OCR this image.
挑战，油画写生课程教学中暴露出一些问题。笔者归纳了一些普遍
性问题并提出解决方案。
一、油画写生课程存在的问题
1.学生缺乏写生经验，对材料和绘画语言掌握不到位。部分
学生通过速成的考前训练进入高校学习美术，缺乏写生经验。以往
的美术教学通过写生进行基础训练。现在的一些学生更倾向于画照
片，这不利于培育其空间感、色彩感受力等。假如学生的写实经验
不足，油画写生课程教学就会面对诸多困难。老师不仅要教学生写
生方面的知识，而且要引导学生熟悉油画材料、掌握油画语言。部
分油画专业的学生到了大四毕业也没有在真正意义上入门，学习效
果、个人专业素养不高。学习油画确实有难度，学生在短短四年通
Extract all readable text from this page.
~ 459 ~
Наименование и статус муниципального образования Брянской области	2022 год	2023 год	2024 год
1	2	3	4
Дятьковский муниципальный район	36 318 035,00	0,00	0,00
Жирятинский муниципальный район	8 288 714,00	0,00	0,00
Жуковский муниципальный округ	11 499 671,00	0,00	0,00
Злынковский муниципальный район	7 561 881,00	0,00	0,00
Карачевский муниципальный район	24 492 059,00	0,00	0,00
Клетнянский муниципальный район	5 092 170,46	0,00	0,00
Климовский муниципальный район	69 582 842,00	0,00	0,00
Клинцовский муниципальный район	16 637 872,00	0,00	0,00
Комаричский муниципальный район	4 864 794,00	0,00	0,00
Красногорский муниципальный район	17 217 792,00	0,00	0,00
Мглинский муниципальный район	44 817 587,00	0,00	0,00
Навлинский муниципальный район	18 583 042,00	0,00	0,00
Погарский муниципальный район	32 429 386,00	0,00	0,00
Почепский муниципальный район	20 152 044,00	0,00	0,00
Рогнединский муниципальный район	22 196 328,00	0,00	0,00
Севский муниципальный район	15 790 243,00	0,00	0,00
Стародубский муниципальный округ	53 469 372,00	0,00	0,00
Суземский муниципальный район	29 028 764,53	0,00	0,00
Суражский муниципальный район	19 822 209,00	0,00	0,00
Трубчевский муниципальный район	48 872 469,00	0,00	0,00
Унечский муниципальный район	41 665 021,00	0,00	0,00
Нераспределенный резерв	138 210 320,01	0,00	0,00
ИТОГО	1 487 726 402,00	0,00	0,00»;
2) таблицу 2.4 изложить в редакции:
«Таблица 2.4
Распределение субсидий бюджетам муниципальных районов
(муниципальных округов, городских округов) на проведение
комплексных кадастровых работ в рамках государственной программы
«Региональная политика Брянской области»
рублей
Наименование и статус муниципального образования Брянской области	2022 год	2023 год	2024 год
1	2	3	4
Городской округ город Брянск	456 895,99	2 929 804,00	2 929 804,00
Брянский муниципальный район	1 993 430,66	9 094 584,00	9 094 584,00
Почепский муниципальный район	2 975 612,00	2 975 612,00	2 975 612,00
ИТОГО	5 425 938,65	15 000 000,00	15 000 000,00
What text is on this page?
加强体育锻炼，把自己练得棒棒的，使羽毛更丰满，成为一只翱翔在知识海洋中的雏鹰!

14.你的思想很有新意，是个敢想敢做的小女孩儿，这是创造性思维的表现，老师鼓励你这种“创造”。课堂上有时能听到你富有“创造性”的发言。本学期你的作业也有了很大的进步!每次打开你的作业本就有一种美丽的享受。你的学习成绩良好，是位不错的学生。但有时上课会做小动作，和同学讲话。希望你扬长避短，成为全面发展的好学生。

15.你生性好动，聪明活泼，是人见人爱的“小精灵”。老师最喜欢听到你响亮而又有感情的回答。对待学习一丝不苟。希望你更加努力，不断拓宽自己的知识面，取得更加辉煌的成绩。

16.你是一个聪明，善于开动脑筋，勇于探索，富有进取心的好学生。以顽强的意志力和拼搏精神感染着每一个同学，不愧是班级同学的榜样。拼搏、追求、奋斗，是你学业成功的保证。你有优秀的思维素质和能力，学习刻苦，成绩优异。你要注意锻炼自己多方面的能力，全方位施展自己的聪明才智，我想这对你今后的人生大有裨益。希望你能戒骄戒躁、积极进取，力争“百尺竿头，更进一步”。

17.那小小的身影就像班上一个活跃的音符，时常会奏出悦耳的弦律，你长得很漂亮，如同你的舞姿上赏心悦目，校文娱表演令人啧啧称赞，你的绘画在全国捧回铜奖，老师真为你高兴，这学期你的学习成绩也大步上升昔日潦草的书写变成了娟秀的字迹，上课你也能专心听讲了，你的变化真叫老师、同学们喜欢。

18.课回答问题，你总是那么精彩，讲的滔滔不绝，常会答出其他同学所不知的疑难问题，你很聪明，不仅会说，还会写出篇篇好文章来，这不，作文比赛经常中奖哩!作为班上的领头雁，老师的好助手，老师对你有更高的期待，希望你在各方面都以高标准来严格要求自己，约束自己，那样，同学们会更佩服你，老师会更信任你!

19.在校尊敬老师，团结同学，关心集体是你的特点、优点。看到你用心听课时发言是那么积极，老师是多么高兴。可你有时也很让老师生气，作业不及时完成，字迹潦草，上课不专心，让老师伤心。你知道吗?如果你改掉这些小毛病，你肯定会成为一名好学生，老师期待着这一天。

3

- **The exercise**
Identify lines with the string "ИТОГО". Copy each one.

- **Solution to the exercise**
ИТОГО	1 487 726 402,00	0,00	0,00»;
ИТОГО	5 425 938,65	15 000 000,00	15 000 000,00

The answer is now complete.